***** GIVEN RECORDS

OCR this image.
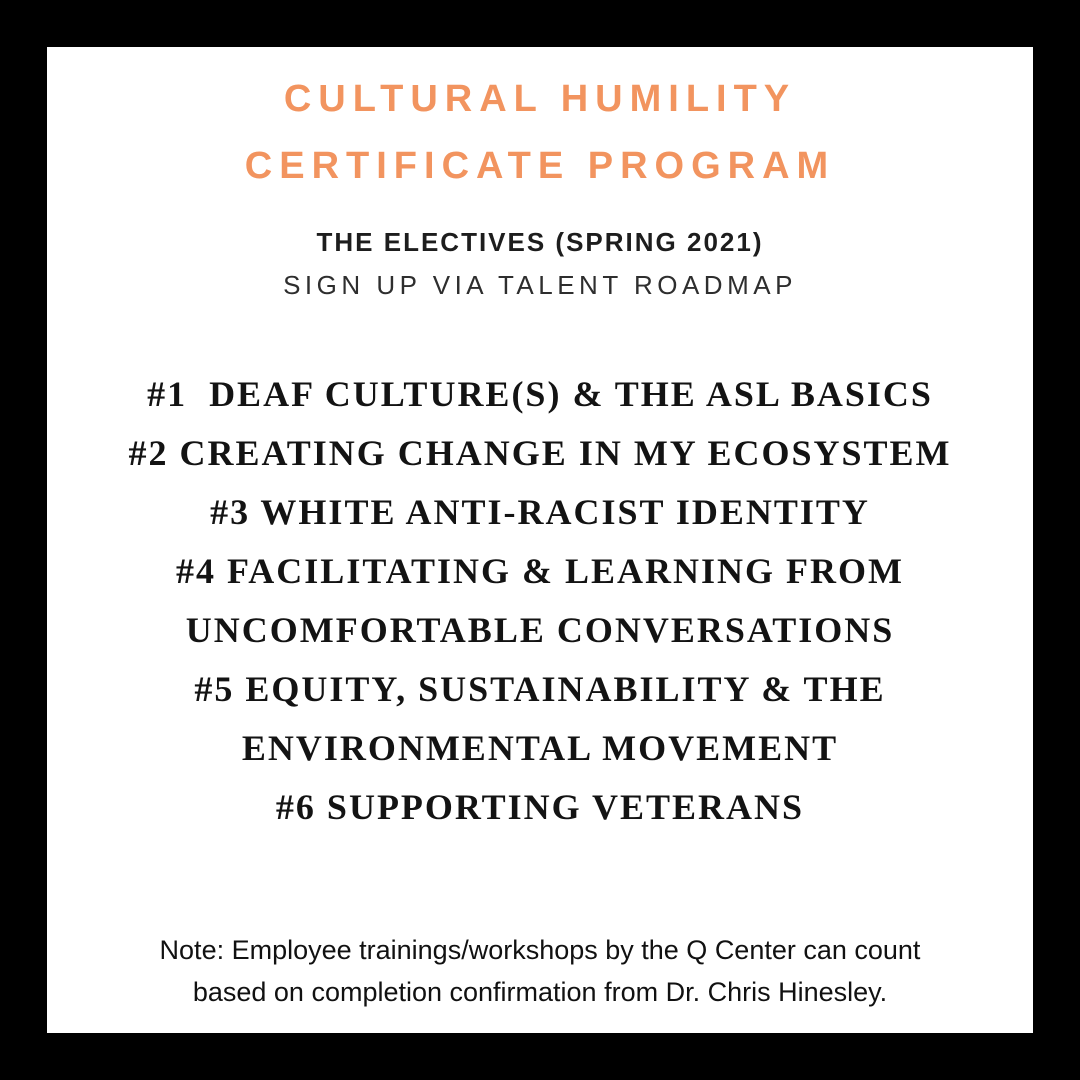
CULTURAL HUMILITY
CERTIFICATE PROGRAM
THE ELECTIVES (SPRING 2021)
SIGN UP VIA TALENT ROADMAP
#1  DEAF CULTURE(S) & THE ASL BASICS
#2 CREATING CHANGE IN MY ECOSYSTEM
#3 WHITE ANTI-RACIST IDENTITY
#4 FACILITATING & LEARNING FROM
UNCOMFORTABLE CONVERSATIONS
#5 EQUITY, SUSTAINABILITY & THE
ENVIRONMENTAL MOVEMENT
#6 SUPPORTING VETERANS
Note: Employee trainings/workshops by the Q Center can count
based on completion confirmation from Dr. Chris Hinesley.
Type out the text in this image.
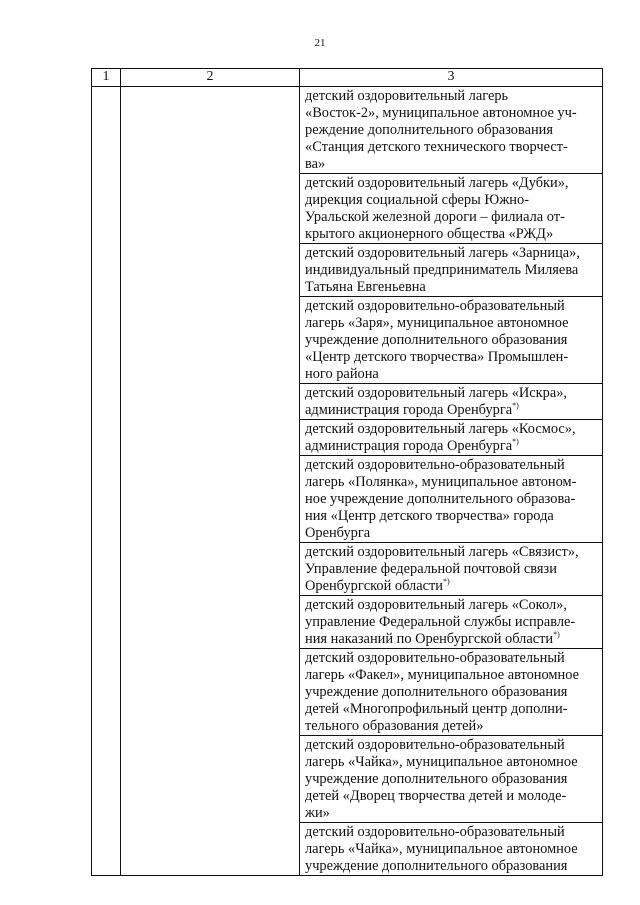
21
1	2	3

		детский оздоровительный лагерь
«Восток-2», муниципальное автономное уч-
реждение дополнительного образования
«Станция детского технического творчест-
ва»

		детский оздоровительный лагерь «Дубки»,
дирекция социальной сферы Южно-
Уральской железной дороги – филиала от-
крытого акционерного общества «РЖД»

		детский оздоровительный лагерь «Зарница»,
индивидуальный предприниматель Миляева
Татьяна Евгеньевна

		детский оздоровительно-образовательный
лагерь «Заря», муниципальное автономное
учреждение дополнительного образования
«Центр детского творчества» Промышлен-
ного района

		детский оздоровительный лагерь «Искра»,
администрация города Оренбурга*)

		детский оздоровительный лагерь «Космос»,
администрация города Оренбурга*)

		детский оздоровительно-образовательный
лагерь «Полянка», муниципальное автоном-
ное учреждение дополнительного образова-
ния «Центр детского творчества» города
Оренбурга

		детский оздоровительный лагерь «Связист»,
Управление федеральной почтовой связи
Оренбургской области*)

		детский оздоровительный лагерь «Сокол»,
управление Федеральной службы исправле-
ния наказаний по Оренбургской области*)

		детский оздоровительно-образовательный
лагерь «Факел», муниципальное автономное
учреждение дополнительного образования
детей «Многопрофильный центр дополни-
тельного образования детей»

		детский оздоровительно-образовательный
лагерь «Чайка», муниципальное автономное
учреждение дополнительного образования
детей «Дворец творчества детей и молоде-
жи»

		детский оздоровительно-образовательный
лагерь «Чайка», муниципальное автономное
учреждение дополнительного образования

**********

**THE EXERCISE**
Copy every line in the entries above that has the string "this" in it.

**WRITTEN RESPONSE**
OCR this image.
Type out the text in this image.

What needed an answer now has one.